_RECORDS FOR THIS EXERCISE_:

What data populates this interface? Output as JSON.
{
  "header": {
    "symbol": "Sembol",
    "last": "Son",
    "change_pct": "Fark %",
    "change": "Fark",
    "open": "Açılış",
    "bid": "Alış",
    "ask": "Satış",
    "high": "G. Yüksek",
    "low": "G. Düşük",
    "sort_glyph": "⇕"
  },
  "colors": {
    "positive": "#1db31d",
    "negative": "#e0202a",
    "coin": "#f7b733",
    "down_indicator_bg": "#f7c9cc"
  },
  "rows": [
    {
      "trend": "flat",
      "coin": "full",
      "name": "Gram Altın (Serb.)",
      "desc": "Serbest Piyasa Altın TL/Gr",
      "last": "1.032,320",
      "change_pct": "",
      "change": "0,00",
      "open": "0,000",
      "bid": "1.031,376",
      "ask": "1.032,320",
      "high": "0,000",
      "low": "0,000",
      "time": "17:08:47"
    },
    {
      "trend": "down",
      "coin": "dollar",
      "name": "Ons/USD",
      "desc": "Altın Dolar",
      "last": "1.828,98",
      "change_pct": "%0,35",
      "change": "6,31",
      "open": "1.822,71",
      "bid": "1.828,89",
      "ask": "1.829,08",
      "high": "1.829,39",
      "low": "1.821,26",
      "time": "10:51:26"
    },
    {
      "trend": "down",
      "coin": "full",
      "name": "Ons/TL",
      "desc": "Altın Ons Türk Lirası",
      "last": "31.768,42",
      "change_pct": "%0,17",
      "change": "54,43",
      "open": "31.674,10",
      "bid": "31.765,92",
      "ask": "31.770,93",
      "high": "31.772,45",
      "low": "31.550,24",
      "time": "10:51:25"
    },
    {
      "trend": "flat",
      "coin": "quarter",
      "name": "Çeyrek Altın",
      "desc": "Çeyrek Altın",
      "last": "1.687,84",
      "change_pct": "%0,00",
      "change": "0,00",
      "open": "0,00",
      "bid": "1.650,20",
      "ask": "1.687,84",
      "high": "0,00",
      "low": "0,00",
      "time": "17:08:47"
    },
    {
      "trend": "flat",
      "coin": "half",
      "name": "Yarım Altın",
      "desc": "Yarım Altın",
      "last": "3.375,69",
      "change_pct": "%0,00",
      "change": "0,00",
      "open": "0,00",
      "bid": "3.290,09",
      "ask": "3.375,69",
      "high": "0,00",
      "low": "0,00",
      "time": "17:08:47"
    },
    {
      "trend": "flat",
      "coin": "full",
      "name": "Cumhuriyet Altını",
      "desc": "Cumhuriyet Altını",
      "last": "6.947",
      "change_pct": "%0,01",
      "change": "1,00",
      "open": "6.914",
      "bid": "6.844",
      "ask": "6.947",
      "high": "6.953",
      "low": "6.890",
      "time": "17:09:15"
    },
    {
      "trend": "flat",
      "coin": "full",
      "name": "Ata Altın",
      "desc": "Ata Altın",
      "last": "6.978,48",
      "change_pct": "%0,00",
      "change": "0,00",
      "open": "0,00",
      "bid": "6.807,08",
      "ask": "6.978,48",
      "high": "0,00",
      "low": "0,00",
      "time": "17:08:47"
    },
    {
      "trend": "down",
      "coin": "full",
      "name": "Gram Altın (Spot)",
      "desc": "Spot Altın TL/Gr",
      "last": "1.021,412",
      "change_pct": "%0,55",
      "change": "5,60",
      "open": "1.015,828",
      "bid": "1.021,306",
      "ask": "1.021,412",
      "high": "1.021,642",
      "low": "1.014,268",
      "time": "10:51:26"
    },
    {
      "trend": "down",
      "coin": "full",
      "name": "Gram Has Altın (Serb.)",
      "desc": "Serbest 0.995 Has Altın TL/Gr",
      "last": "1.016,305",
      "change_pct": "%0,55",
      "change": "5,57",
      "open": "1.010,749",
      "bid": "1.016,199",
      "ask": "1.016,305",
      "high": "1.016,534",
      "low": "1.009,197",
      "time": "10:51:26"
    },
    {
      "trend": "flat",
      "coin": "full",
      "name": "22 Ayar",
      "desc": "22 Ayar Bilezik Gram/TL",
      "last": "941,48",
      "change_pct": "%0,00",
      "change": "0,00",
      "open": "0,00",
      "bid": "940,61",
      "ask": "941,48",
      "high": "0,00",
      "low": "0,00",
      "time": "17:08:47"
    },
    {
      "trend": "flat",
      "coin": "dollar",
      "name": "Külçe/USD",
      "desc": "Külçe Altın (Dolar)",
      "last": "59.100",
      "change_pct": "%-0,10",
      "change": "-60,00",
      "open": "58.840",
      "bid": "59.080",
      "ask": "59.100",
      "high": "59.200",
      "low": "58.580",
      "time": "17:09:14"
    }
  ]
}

_STATED EXERCISE_: Output the entries exactly.

_RESPONSE TO THIS EXERCISE_:
What data populates this interface? Output as JSON.
{
  "header": {
    "symbol": "Sembol",
    "last": "Son",
    "change_pct": "Fark %",
    "change": "Fark",
    "open": "Açılış",
    "bid": "Alış",
    "ask": "Satış",
    "high": "G. Yüksek",
    "low": "G. Düşük",
    "sort_glyph": "⇕"
  },
  "colors": {
    "positive": "#1db31d",
    "negative": "#e0202a",
    "coin": "#f7b733",
    "down_indicator_bg": "#f7c9cc"
  },
  "rows": [
    {
      "trend": "flat",
      "coin": "full",
      "name": "Gram Altın (Serb.)",
      "desc": "Serbest Piyasa Altın TL/Gr",
      "last": "1.032,320",
      "change_pct": "",
      "change": "0,00",
      "open": "0,000",
      "bid": "1.031,376",
      "ask": "1.032,320",
      "high": "0,000",
      "low": "0,000",
      "time": "17:08:47"
    },
    {
      "trend": "down",
      "coin": "dollar",
      "name": "Ons/USD",
      "desc": "Altın Dolar",
      "last": "1.828,98",
      "change_pct": "%0,35",
      "change": "6,31",
      "open": "1.822,71",
      "bid": "1.828,89",
      "ask": "1.829,08",
      "high": "1.829,39",
      "low": "1.821,26",
      "time": "10:51:26"
    },
    {
      "trend": "down",
      "coin": "full",
      "name": "Ons/TL",
      "desc": "Altın Ons Türk Lirası",
      "last": "31.768,42",
      "change_pct": "%0,17",
      "change": "54,43",
      "open": "31.674,10",
      "bid": "31.765,92",
      "ask": "31.770,93",
      "high": "31.772,45",
      "low": "31.550,24",
      "time": "10:51:25"
    },
    {
      "trend": "flat",
      "coin": "quarter",
      "name": "Çeyrek Altın",
      "desc": "Çeyrek Altın",
      "last": "1.687,84",
      "change_pct": "%0,00",
      "change": "0,00",
      "open": "0,00",
      "bid": "1.650,20",
      "ask": "1.687,84",
      "high": "0,00",
      "low": "0,00",
      "time": "17:08:47"
    },
    {
      "trend": "flat",
      "coin": "half",
      "name": "Yarım Altın",
      "desc": "Yarım Altın",
      "last": "3.375,69",
      "change_pct": "%0,00",
      "change": "0,00",
      "open": "0,00",
      "bid": "3.290,09",
      "ask": "3.375,69",
      "high": "0,00",
      "low": "0,00",
      "time": "17:08:47"
    },
    {
      "trend": "flat",
      "coin": "full",
      "name": "Cumhuriyet Altını",
      "desc": "Cumhuriyet Altını",
      "last": "6.947",
      "change_pct": "%0,01",
      "change": "1,00",
      "open": "6.914",
      "bid": "6.844",
      "ask": "6.947",
      "high": "6.953",
      "low": "6.890",
      "time": "17:09:15"
    },
    {
      "trend": "flat",
      "coin": "full",
      "name": "Ata Altın",
      "desc": "Ata Altın",
      "last": "6.978,48",
      "change_pct": "%0,00",
      "change": "0,00",
      "open": "0,00",
      "bid": "6.807,08",
      "ask": "6.978,48",
      "high": "0,00",
      "low": "0,00",
      "time": "17:08:47"
    },
    {
      "trend": "down",
      "coin": "full",
      "name": "Gram Altın (Spot)",
      "desc": "Spot Altın TL/Gr",
      "last": "1.021,412",
      "change_pct": "%0,55",
      "change": "5,60",
      "open": "1.015,828",
      "bid": "1.021,306",
      "ask": "1.021,412",
      "high": "1.021,642",
      "low": "1.014,268",
      "time": "10:51:26"
    },
    {
      "trend": "down",
      "coin": "full",
      "name": "Gram Has Altın (Serb.)",
      "desc": "Serbest 0.995 Has Altın TL/Gr",
      "last": "1.016,305",
      "change_pct": "%0,55",
      "change": "5,57",
      "open": "1.010,749",
      "bid": "1.016,199",
      "ask": "1.016,305",
      "high": "1.016,534",
      "low": "1.009,197",
      "time": "10:51:26"
    },
    {
      "trend": "flat",
      "coin": "full",
      "name": "22 Ayar",
      "desc": "22 Ayar Bilezik Gram/TL",
      "last": "941,48",
      "change_pct": "%0,00",
      "change": "0,00",
      "open": "0,00",
      "bid": "940,61",
      "ask": "941,48",
      "high": "0,00",
      "low": "0,00",
      "time": "17:08:47"
    },
    {
      "trend": "flat",
      "coin": "dollar",
      "name": "Külçe/USD",
      "desc": "Külçe Altın (Dolar)",
      "last": "59.100",
      "change_pct": "%-0,10",
      "change": "-60,00",
      "open": "58.840",
      "bid": "59.080",
      "ask": "59.100",
      "high": "59.200",
      "low": "58.580",
      "time": "17:09:14"
    }
  ]
}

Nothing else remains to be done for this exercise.